▸ **Direction**: All the entries need to be quoted exactly, apart from the pictures, which you should drop.

** start Records supplied **

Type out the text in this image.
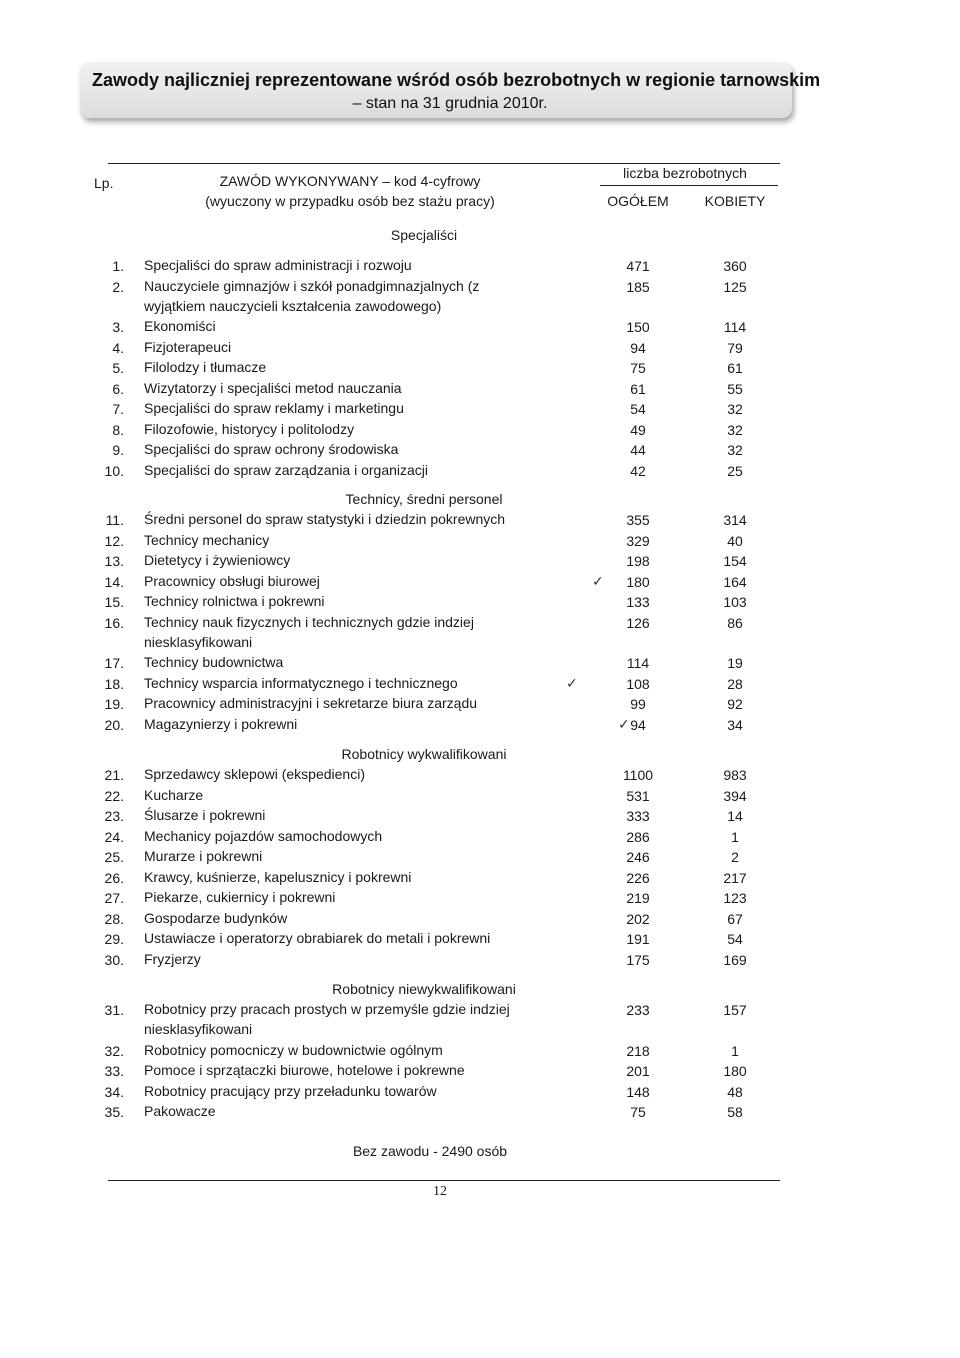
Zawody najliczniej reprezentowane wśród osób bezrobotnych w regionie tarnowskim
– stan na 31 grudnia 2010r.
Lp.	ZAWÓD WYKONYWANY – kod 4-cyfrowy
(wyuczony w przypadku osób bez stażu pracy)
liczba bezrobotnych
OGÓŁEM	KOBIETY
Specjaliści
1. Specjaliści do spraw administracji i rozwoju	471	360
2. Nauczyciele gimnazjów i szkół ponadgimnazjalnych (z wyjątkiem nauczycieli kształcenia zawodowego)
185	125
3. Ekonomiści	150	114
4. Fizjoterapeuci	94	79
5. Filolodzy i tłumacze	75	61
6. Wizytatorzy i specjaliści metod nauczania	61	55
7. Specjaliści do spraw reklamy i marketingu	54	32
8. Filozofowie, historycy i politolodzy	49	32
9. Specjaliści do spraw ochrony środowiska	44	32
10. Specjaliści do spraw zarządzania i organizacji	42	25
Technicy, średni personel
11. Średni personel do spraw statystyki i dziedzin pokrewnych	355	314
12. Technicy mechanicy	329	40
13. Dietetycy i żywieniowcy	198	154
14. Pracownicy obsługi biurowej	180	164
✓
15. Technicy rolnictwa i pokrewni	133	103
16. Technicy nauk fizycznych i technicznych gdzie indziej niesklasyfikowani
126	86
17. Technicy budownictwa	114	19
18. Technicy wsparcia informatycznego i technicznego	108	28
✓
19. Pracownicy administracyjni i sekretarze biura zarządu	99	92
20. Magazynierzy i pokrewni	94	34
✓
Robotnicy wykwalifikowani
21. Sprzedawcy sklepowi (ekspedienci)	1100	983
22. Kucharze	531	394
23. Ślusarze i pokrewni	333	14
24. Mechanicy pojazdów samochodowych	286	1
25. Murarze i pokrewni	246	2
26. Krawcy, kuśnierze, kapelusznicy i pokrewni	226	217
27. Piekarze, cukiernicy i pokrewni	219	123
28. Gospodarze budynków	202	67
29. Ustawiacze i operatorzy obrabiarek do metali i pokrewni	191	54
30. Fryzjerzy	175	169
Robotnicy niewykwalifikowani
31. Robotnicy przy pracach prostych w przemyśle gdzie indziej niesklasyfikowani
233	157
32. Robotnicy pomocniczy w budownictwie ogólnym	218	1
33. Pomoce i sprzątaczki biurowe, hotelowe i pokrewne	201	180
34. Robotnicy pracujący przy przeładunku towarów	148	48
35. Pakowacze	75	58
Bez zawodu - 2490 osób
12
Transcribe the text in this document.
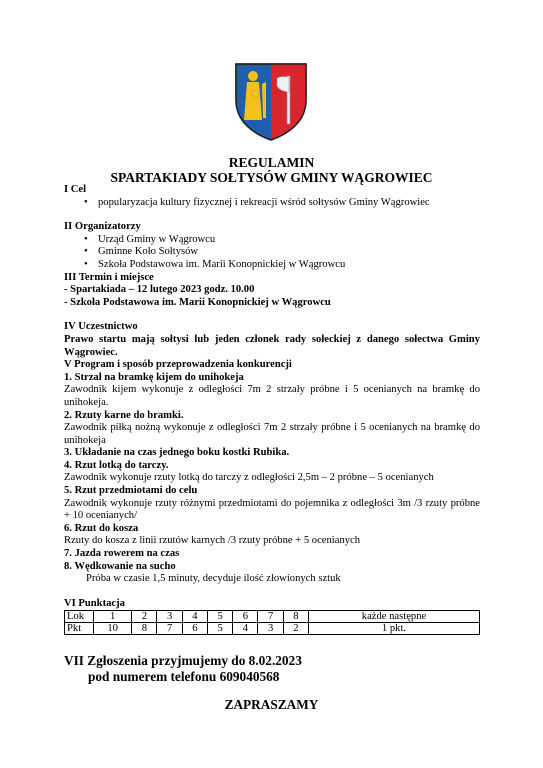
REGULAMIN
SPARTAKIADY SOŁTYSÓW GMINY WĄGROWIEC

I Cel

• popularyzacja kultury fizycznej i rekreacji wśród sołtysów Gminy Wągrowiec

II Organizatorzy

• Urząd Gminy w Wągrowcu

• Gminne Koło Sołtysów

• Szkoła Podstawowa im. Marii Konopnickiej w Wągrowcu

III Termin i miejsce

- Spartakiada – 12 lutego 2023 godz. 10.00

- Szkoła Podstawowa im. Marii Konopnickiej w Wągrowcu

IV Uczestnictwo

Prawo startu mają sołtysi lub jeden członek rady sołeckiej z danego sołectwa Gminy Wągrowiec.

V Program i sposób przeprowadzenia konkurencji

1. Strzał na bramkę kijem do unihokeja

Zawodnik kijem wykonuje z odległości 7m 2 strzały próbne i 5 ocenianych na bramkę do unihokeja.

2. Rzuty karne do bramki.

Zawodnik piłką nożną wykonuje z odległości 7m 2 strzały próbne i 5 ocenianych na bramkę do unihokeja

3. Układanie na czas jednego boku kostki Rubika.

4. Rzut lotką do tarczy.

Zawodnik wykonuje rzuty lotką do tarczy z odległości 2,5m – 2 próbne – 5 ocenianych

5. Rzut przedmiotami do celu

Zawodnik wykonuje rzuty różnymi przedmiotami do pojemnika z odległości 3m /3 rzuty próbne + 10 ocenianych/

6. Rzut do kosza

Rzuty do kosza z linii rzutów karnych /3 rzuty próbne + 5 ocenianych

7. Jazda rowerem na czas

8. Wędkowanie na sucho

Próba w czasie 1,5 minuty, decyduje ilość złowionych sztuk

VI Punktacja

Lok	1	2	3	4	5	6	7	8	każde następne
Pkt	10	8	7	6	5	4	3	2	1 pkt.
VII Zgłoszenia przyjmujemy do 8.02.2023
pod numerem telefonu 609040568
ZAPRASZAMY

** end Records supplied **

▸ **The completed task**:
Type out the text in this image.
Zawody najliczniej reprezentowane wśród osób bezrobotnych w regionie tarnowskim
– stan na 31 grudnia 2010r.
Lp.	ZAWÓD WYKONYWANY – kod 4-cyfrowy
(wyuczony w przypadku osób bez stażu pracy)
liczba bezrobotnych
OGÓŁEM	KOBIETY
Specjaliści
1. Specjaliści do spraw administracji i rozwoju	471	360
2. Nauczyciele gimnazjów i szkół ponadgimnazjalnych (z wyjątkiem nauczycieli kształcenia zawodowego)
185	125
3. Ekonomiści	150	114
4. Fizjoterapeuci	94	79
5. Filolodzy i tłumacze	75	61
6. Wizytatorzy i specjaliści metod nauczania	61	55
7. Specjaliści do spraw reklamy i marketingu	54	32
8. Filozofowie, historycy i politolodzy	49	32
9. Specjaliści do spraw ochrony środowiska	44	32
10. Specjaliści do spraw zarządzania i organizacji	42	25
Technicy, średni personel
11. Średni personel do spraw statystyki i dziedzin pokrewnych	355	314
12. Technicy mechanicy	329	40
13. Dietetycy i żywieniowcy	198	154
14. Pracownicy obsługi biurowej	180	164
✓
15. Technicy rolnictwa i pokrewni	133	103
16. Technicy nauk fizycznych i technicznych gdzie indziej niesklasyfikowani
126	86
17. Technicy budownictwa	114	19
18. Technicy wsparcia informatycznego i technicznego	108	28
✓
19. Pracownicy administracyjni i sekretarze biura zarządu	99	92
20. Magazynierzy i pokrewni	94	34
✓
Robotnicy wykwalifikowani
21. Sprzedawcy sklepowi (ekspedienci)	1100	983
22. Kucharze	531	394
23. Ślusarze i pokrewni	333	14
24. Mechanicy pojazdów samochodowych	286	1
25. Murarze i pokrewni	246	2
26. Krawcy, kuśnierze, kapelusznicy i pokrewni	226	217
27. Piekarze, cukiernicy i pokrewni	219	123
28. Gospodarze budynków	202	67
29. Ustawiacze i operatorzy obrabiarek do metali i pokrewni	191	54
30. Fryzjerzy	175	169
Robotnicy niewykwalifikowani
31. Robotnicy przy pracach prostych w przemyśle gdzie indziej niesklasyfikowani
233	157
32. Robotnicy pomocniczy w budownictwie ogólnym	218	1
33. Pomoce i sprzątaczki biurowe, hotelowe i pokrewne	201	180
34. Robotnicy pracujący przy przeładunku towarów	148	48
35. Pakowacze	75	58
Bez zawodu - 2490 osób
12
Transcribe the text in this document.
REGULAMIN
SPARTAKIADY SOŁTYSÓW GMINY WĄGROWIEC

I Cel

• popularyzacja kultury fizycznej i rekreacji wśród sołtysów Gminy Wągrowiec

II Organizatorzy

• Urząd Gminy w Wągrowcu

• Gminne Koło Sołtysów

• Szkoła Podstawowa im. Marii Konopnickiej w Wągrowcu

III Termin i miejsce

- Spartakiada – 12 lutego 2023 godz. 10.00

- Szkoła Podstawowa im. Marii Konopnickiej w Wągrowcu

IV Uczestnictwo

Prawo startu mają sołtysi lub jeden członek rady sołeckiej z danego sołectwa Gminy Wągrowiec.

V Program i sposób przeprowadzenia konkurencji

1. Strzał na bramkę kijem do unihokeja

Zawodnik kijem wykonuje z odległości 7m 2 strzały próbne i 5 ocenianych na bramkę do unihokeja.

2. Rzuty karne do bramki.

Zawodnik piłką nożną wykonuje z odległości 7m 2 strzały próbne i 5 ocenianych na bramkę do unihokeja

3. Układanie na czas jednego boku kostki Rubika.

4. Rzut lotką do tarczy.

Zawodnik wykonuje rzuty lotką do tarczy z odległości 2,5m – 2 próbne – 5 ocenianych

5. Rzut przedmiotami do celu

Zawodnik wykonuje rzuty różnymi przedmiotami do pojemnika z odległości 3m /3 rzuty próbne + 10 ocenianych/

6. Rzut do kosza

Rzuty do kosza z linii rzutów karnych /3 rzuty próbne + 5 ocenianych

7. Jazda rowerem na czas

8. Wędkowanie na sucho

Próba w czasie 1,5 minuty, decyduje ilość złowionych sztuk

VI Punktacja

Lok	1	2	3	4	5	6	7	8	każde następne
Pkt	10	8	7	6	5	4	3	2	1 pkt.
VII Zgłoszenia przyjmujemy do 8.02.2023
pod numerem telefonu 609040568
ZAPRASZAMY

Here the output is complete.